Adam Bosch / Christopher Gilbride (718) 595-6600

Department of Environmental Protection to Temporarily Suspend Stream Releases from Cannonsville Reservoir to Repair Water Service Line

The New York City Department of Environmental Protection (DEP) today advised that repair work to fix a 1.5 inch broken water service line that provides domestic water service to the West Delaware Release Chamber building at Cannonsville Reservoir will require DEP to temporarily suspend stream releases from the reservoir into the West Branch of the Delaware River. The repair work will begin this afternoon and is expected to take between six to eight hours. Stream releases will resume when repairs are complete. During repair work, residents may notice temporarily lower water levels in the West Branch of the Delaware River.

Stream Releases are made in accordance with the Flexible Flow Management Program, an interstate agreement that governs releases and diversions from New York City’s Pepacton, Cannonsville, and Neversink Reservoirs. The Flexible Flow Management Program addresses the needs of New York, New Jersey, Delaware, and Pennsylvania, the four states that use Delaware River water. The stream releases support safe and reliable water for 17 million people, drought management, flood mitigation, protection of the cold water fishery, and a diverse array of habitat needs.
· · · · · · ·
Summarize the Cannonsville Reservoir repair notice in two sentences.
· · · · · · ·
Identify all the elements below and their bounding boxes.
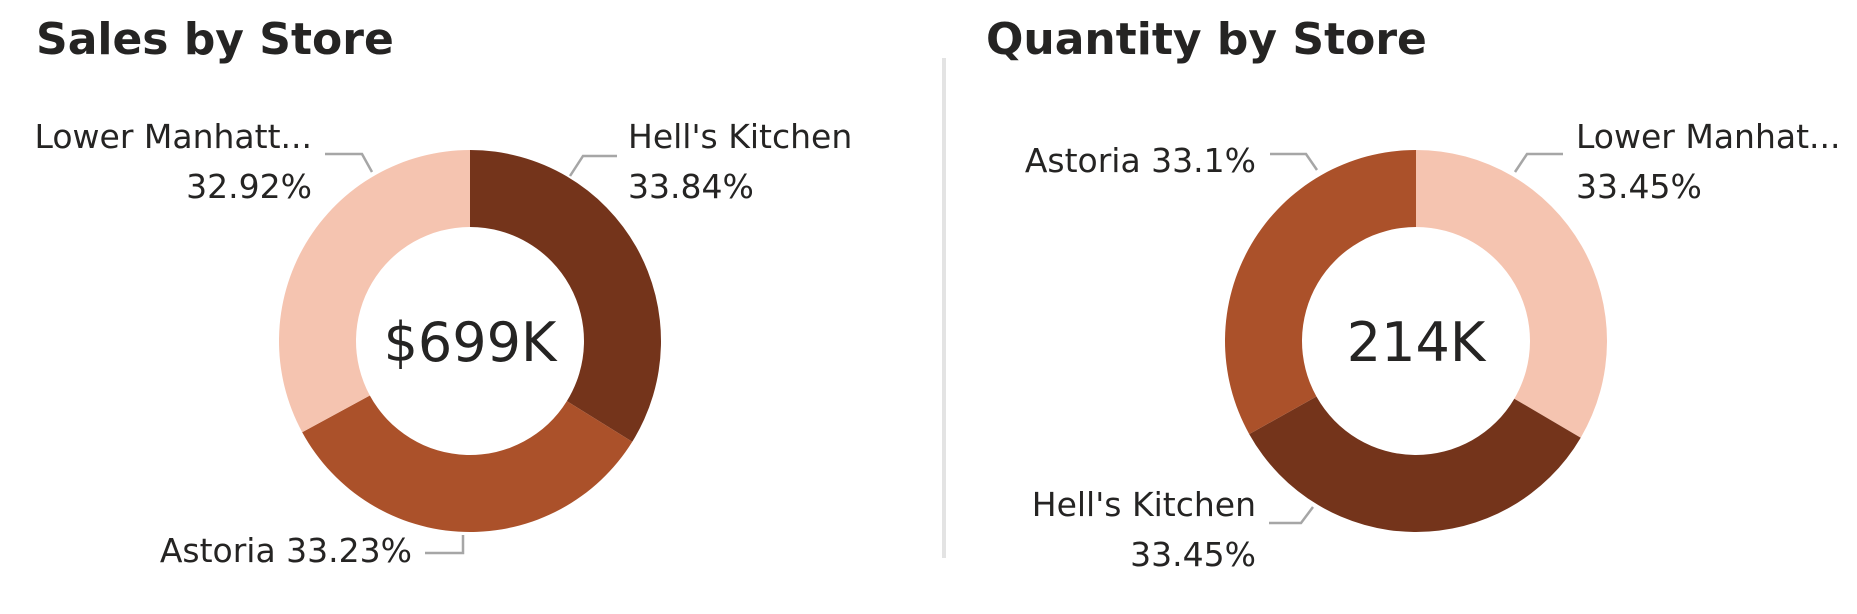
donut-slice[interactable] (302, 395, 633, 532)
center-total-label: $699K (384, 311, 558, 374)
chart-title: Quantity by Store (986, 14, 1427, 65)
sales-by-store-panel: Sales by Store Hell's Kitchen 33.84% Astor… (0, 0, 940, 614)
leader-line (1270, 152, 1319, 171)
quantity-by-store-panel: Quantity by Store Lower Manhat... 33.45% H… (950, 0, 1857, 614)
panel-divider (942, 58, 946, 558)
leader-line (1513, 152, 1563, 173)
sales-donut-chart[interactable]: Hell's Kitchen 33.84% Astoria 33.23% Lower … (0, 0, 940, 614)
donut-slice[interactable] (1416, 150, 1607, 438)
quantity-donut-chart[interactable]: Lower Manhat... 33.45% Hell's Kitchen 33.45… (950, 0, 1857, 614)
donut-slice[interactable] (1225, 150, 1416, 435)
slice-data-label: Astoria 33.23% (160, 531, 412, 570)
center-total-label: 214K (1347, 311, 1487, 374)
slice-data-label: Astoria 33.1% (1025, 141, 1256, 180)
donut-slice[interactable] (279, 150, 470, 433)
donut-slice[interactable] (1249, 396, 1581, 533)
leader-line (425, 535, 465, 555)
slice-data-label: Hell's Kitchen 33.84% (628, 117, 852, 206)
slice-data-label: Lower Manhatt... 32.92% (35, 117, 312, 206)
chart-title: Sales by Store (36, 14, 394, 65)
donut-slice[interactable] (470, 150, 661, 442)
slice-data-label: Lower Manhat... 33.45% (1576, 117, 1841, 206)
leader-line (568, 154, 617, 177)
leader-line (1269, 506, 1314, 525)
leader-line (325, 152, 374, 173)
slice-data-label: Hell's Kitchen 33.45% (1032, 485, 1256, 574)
· · · · · · ·
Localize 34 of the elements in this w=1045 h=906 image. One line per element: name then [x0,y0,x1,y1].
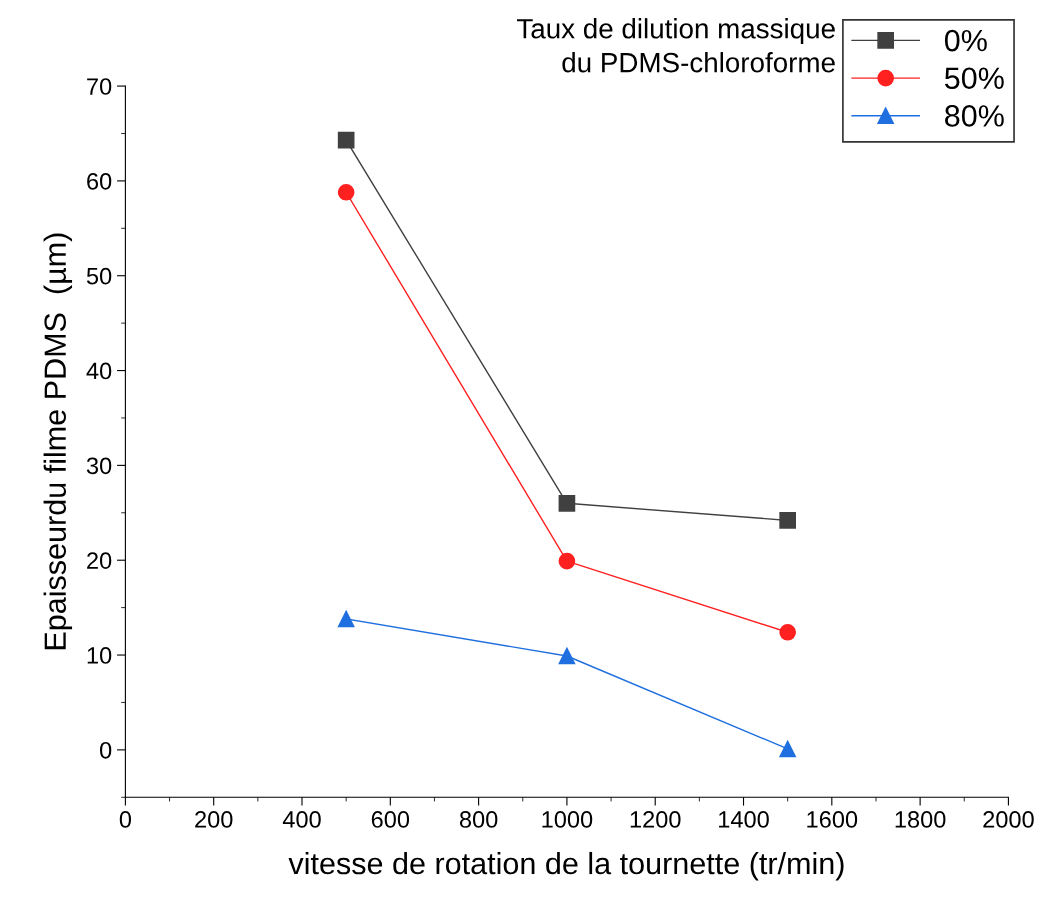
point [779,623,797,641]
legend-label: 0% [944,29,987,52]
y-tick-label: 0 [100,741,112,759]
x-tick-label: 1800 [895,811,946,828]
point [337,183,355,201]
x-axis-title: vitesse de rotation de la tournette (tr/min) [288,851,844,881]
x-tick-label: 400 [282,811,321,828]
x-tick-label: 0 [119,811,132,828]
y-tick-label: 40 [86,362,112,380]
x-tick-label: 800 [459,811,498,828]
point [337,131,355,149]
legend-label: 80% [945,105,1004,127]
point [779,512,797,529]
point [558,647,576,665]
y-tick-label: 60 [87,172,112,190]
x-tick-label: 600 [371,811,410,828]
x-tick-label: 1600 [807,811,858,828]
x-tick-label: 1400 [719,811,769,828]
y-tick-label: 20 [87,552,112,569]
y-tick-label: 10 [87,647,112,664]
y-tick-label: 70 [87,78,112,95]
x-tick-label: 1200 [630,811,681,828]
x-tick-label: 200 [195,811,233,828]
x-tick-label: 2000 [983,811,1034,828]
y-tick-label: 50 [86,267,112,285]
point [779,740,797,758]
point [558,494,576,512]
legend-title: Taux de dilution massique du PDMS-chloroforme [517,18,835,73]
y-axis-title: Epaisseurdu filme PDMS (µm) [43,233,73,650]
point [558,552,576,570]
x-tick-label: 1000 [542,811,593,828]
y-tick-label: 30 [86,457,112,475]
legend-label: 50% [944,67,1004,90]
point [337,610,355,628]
· · · · · · ·
The result
DEP will temporarily suspend stream releases from Cannonsville Reservoir into the West Branch of the Delaware River while it repairs a broken 1.5 inch water service line serving the West Delaware Release Chamber building; the work is expected to take six to eight hours, and releases will resume once it is done. The releases are governed by the Flexible Flow Management Program, an interstate agreement covering four states, and they support safe and reliable water for 17 million people, drought management, flood mitigation, the cold water fishery and habitat needs.